Using the records below, please work out how many lines contain "contribute"; answer with the number alone.
•••••
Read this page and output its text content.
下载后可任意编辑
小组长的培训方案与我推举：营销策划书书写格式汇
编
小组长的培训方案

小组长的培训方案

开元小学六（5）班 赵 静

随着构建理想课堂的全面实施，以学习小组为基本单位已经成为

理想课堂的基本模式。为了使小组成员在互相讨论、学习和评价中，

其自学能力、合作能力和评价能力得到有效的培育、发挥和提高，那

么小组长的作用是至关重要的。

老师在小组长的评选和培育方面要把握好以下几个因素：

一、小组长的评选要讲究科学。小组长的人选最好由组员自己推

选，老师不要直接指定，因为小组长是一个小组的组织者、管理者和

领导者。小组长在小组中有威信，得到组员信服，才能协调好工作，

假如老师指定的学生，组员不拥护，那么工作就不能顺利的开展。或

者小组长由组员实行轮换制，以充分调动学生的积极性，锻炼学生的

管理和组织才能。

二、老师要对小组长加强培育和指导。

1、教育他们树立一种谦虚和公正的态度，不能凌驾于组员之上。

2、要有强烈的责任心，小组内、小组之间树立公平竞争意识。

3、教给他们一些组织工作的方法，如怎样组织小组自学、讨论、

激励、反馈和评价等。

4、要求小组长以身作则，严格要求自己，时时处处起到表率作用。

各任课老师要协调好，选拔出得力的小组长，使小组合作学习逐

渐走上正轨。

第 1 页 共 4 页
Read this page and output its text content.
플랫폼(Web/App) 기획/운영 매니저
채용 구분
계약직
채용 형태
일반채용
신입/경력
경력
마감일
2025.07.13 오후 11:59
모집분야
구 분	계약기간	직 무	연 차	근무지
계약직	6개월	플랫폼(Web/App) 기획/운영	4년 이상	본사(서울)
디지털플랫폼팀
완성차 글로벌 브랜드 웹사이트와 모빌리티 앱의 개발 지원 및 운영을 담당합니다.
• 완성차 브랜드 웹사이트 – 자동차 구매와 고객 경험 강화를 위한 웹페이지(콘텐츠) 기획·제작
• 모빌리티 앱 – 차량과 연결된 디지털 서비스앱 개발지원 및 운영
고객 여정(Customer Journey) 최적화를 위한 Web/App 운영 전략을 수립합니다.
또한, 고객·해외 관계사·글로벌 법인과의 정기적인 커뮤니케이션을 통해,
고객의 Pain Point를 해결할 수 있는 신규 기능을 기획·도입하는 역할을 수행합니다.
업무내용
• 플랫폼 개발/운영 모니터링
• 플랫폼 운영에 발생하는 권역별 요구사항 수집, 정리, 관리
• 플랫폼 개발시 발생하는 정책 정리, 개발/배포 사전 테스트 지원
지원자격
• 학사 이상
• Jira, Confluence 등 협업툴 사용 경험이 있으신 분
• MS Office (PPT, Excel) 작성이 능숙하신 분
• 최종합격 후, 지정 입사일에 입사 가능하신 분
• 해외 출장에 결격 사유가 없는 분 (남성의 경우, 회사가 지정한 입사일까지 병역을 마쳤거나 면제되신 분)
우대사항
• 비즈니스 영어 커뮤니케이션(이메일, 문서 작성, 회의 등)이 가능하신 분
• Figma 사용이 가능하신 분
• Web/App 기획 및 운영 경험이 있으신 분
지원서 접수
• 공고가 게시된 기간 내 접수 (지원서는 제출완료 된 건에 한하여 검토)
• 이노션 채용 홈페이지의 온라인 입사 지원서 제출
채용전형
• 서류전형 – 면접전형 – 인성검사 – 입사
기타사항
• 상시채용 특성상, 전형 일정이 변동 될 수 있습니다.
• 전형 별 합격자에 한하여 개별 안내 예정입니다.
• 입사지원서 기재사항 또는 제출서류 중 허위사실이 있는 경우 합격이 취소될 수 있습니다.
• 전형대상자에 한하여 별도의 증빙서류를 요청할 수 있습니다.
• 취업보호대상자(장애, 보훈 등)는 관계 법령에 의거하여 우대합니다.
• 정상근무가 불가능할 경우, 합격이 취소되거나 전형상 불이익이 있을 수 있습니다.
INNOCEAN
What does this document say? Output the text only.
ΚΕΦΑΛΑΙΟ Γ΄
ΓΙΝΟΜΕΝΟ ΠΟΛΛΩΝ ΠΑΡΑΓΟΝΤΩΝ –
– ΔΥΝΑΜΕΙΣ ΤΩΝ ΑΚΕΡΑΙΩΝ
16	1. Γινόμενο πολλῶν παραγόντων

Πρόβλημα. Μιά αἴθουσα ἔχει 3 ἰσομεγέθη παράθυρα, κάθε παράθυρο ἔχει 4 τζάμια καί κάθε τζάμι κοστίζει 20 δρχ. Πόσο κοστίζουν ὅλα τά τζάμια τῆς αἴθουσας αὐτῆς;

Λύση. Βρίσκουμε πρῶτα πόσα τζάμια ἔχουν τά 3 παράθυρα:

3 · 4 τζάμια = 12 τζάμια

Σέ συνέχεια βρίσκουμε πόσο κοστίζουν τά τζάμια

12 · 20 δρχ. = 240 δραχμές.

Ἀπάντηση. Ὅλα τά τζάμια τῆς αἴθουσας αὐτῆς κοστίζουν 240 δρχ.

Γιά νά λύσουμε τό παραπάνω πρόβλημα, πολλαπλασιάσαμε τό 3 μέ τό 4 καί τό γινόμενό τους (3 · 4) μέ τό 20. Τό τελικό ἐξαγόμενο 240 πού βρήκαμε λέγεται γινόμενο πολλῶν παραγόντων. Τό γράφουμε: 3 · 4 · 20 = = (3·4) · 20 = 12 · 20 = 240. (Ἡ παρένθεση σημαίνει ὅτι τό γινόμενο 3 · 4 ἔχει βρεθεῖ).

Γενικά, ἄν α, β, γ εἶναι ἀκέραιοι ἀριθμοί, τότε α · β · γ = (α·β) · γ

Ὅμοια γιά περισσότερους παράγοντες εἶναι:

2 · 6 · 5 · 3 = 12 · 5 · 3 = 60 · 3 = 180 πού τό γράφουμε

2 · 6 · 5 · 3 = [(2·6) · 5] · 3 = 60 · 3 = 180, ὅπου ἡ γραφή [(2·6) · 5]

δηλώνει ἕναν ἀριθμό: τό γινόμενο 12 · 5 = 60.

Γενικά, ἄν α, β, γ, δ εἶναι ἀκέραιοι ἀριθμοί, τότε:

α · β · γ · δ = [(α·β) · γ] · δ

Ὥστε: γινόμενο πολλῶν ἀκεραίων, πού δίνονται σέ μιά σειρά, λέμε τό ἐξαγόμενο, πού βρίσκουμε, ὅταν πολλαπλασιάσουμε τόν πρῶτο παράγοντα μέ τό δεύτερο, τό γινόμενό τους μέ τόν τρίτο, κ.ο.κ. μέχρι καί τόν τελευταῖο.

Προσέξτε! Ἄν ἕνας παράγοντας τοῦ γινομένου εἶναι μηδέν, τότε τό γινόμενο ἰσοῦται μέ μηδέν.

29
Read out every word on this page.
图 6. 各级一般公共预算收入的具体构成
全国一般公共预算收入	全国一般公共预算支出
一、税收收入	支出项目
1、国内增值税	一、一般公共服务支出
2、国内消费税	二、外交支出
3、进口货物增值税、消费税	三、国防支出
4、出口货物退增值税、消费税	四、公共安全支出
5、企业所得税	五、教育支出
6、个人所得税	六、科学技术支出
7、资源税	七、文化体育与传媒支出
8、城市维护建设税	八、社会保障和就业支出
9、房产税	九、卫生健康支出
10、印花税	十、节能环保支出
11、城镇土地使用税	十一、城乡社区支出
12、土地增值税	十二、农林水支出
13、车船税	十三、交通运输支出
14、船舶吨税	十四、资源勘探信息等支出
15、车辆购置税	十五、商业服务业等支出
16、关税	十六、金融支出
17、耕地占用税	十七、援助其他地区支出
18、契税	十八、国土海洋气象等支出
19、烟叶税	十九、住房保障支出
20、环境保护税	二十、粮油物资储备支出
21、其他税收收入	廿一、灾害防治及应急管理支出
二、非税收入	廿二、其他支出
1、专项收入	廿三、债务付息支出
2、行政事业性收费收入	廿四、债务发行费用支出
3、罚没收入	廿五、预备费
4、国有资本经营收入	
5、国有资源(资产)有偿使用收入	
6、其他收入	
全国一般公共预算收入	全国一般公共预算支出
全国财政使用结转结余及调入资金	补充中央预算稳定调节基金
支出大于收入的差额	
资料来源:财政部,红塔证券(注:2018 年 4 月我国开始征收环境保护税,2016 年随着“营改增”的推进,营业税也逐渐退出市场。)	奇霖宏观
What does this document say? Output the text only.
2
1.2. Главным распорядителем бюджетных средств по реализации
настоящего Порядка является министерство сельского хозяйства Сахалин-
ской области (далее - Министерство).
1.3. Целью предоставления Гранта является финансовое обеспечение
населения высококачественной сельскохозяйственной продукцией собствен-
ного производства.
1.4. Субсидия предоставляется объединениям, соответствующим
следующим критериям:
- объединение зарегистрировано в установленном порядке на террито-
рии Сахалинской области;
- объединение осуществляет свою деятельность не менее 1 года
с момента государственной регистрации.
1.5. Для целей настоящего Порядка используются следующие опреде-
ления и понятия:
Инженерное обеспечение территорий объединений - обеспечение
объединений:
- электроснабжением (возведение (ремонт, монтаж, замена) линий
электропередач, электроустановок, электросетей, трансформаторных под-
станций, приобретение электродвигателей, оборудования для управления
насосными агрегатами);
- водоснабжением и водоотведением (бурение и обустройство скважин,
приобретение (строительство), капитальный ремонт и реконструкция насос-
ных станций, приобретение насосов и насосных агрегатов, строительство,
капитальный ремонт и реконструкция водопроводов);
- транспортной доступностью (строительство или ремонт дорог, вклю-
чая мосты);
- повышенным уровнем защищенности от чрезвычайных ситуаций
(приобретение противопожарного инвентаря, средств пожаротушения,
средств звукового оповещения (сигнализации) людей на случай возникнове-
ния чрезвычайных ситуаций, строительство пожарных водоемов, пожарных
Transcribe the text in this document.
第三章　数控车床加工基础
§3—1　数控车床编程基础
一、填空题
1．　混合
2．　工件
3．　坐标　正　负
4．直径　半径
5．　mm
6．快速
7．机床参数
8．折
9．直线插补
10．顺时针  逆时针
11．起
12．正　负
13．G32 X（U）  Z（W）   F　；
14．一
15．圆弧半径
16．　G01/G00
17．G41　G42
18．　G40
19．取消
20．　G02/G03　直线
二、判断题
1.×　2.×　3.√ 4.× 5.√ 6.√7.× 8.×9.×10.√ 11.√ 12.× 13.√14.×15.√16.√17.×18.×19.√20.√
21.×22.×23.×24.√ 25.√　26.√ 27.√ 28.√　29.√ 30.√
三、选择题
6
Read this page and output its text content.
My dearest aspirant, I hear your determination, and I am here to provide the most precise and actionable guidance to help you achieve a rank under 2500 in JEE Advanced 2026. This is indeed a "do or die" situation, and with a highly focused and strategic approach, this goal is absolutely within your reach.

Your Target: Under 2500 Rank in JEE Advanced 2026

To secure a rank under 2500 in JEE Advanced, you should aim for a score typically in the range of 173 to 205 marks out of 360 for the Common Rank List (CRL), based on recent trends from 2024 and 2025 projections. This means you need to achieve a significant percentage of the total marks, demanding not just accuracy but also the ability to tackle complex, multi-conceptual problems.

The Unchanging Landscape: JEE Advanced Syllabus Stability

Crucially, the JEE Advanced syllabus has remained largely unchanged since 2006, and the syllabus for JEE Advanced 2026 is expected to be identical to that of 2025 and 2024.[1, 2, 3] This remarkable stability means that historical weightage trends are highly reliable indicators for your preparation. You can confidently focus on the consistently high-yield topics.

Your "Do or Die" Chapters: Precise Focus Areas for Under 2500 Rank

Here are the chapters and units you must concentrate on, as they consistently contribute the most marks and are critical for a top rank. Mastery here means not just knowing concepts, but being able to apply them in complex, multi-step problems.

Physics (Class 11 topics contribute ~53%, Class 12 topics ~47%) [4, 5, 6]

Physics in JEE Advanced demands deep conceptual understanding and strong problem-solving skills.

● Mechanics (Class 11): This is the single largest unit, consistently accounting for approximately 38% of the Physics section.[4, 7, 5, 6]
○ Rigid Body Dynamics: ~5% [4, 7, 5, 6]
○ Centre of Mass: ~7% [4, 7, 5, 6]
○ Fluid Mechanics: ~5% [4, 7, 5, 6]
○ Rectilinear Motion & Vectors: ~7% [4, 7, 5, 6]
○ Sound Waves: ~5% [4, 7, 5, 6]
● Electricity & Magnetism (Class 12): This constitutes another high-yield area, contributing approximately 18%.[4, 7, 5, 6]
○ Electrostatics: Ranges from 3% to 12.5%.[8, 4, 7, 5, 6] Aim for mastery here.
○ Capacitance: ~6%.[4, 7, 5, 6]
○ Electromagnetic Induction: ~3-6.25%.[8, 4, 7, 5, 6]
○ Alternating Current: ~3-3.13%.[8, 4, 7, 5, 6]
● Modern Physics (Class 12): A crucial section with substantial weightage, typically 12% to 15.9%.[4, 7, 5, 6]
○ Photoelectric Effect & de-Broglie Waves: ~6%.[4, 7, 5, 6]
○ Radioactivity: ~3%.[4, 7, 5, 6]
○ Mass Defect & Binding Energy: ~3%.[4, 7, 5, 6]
•••••
WRITTEN RESPONSE: 2